*Task to complete*. Where a line holds the word "subtitle", copy that line.

*Records for processing*.
# # #

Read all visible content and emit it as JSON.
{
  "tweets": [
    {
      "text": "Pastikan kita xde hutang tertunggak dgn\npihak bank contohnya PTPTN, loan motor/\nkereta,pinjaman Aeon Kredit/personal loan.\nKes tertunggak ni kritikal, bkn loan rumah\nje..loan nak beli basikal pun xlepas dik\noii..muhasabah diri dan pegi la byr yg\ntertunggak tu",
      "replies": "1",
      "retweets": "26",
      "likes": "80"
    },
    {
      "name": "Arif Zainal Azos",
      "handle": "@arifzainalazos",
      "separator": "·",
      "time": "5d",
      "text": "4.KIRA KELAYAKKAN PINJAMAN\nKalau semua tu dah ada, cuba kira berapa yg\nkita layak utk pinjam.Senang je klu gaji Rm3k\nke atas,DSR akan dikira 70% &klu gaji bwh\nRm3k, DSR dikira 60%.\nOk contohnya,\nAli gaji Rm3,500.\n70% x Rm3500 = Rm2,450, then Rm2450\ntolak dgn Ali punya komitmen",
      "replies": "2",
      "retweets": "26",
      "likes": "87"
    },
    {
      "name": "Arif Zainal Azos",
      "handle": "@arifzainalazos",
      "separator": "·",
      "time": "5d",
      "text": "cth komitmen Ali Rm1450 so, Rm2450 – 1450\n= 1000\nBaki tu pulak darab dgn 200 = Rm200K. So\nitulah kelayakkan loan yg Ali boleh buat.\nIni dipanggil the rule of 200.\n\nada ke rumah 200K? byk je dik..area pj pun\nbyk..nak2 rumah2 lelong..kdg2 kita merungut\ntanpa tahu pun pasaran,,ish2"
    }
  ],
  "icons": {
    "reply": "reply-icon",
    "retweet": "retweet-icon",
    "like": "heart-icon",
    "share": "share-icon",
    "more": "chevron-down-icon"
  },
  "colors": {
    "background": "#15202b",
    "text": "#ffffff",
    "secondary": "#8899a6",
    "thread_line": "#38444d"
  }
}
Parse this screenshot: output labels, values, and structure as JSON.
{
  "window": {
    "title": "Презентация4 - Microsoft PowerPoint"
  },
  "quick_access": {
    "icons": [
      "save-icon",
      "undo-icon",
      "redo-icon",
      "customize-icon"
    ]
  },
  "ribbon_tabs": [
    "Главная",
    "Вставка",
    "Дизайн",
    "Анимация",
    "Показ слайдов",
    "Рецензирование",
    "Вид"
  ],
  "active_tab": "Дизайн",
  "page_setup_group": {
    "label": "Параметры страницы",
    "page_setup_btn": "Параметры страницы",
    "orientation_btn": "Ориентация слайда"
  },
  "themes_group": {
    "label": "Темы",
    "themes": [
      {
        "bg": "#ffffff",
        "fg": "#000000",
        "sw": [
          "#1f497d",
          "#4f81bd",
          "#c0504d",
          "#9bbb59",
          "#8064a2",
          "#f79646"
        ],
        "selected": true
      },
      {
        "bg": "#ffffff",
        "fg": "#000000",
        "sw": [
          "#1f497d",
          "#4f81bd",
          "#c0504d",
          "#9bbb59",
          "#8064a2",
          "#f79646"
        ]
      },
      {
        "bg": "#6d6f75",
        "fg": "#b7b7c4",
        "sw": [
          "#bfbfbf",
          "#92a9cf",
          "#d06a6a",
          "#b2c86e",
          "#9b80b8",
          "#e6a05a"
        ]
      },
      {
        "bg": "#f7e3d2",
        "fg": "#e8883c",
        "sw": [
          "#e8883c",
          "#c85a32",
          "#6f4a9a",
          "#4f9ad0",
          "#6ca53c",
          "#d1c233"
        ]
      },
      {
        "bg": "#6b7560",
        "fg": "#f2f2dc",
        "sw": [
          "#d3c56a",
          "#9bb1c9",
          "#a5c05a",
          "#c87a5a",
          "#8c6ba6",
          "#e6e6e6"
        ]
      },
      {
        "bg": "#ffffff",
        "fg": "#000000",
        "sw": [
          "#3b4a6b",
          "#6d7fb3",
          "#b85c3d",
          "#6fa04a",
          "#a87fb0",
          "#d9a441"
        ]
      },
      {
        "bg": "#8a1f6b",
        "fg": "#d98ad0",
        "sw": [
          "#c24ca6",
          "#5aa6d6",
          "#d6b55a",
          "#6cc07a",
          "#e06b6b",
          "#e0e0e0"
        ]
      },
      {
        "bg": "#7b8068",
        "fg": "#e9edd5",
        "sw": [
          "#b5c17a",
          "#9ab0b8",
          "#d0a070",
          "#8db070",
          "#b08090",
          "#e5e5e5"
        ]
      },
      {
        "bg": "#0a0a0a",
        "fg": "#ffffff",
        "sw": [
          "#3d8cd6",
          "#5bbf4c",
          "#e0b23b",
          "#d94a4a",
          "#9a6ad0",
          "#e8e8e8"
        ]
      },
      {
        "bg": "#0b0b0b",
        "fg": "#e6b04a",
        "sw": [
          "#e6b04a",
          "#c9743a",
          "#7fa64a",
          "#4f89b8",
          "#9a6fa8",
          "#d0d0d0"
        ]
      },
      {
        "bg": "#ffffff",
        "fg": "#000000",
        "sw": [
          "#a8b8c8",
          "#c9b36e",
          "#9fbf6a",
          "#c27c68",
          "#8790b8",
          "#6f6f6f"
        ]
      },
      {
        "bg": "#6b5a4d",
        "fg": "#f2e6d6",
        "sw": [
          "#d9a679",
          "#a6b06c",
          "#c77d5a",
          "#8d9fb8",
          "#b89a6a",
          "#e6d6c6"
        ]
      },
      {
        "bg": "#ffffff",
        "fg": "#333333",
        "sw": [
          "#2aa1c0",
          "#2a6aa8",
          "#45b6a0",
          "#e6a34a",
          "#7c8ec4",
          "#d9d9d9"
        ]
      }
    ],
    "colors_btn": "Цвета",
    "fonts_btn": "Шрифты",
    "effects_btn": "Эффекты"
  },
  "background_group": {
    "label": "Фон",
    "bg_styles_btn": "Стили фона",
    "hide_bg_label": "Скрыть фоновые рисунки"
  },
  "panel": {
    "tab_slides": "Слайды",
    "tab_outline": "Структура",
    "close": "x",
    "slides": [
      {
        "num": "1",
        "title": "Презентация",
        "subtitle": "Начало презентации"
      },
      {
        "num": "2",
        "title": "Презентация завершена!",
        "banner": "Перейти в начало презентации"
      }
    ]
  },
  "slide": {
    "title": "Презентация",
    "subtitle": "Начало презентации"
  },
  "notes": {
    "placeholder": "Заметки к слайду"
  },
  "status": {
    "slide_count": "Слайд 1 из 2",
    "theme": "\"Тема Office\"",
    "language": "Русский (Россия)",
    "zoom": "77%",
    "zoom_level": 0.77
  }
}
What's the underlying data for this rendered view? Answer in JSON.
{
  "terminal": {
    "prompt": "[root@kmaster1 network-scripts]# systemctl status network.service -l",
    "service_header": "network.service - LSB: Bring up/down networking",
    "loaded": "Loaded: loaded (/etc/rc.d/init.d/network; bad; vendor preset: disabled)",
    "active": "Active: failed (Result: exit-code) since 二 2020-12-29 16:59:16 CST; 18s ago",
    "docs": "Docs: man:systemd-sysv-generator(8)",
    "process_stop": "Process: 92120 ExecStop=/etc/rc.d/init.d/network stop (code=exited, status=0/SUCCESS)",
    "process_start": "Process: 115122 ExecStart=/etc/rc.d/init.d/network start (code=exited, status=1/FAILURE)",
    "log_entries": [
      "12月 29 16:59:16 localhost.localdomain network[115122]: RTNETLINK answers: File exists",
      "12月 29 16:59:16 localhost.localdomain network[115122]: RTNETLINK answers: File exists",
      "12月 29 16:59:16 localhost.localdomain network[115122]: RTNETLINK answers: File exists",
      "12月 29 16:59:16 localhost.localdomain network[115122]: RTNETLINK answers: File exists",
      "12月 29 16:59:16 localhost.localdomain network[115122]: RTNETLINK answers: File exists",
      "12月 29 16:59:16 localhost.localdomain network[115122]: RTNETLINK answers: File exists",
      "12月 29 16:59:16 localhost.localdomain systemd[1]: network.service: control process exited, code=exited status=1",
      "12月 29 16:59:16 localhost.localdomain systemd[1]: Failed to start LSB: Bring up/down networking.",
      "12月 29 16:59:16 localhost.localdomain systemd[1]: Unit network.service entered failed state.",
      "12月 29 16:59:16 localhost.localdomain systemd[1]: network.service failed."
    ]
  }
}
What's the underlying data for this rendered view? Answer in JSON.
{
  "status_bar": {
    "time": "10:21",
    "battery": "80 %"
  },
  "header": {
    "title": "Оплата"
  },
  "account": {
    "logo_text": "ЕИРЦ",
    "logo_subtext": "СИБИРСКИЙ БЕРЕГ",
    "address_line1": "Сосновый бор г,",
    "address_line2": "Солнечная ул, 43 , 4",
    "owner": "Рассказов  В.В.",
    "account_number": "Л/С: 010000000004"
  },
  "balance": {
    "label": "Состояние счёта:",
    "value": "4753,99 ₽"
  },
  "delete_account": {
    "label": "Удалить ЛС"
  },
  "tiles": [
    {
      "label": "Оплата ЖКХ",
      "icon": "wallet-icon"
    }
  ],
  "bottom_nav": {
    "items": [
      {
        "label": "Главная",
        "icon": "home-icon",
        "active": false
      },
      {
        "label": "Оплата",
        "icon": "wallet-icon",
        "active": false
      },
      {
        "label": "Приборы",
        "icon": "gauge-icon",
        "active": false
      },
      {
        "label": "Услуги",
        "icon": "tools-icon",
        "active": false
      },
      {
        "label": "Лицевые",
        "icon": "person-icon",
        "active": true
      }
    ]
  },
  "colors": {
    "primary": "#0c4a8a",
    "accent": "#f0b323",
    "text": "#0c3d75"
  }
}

# # #

*Result*.
        "subtitle": "Начало презентации"
    "subtitle": "Начало презентации"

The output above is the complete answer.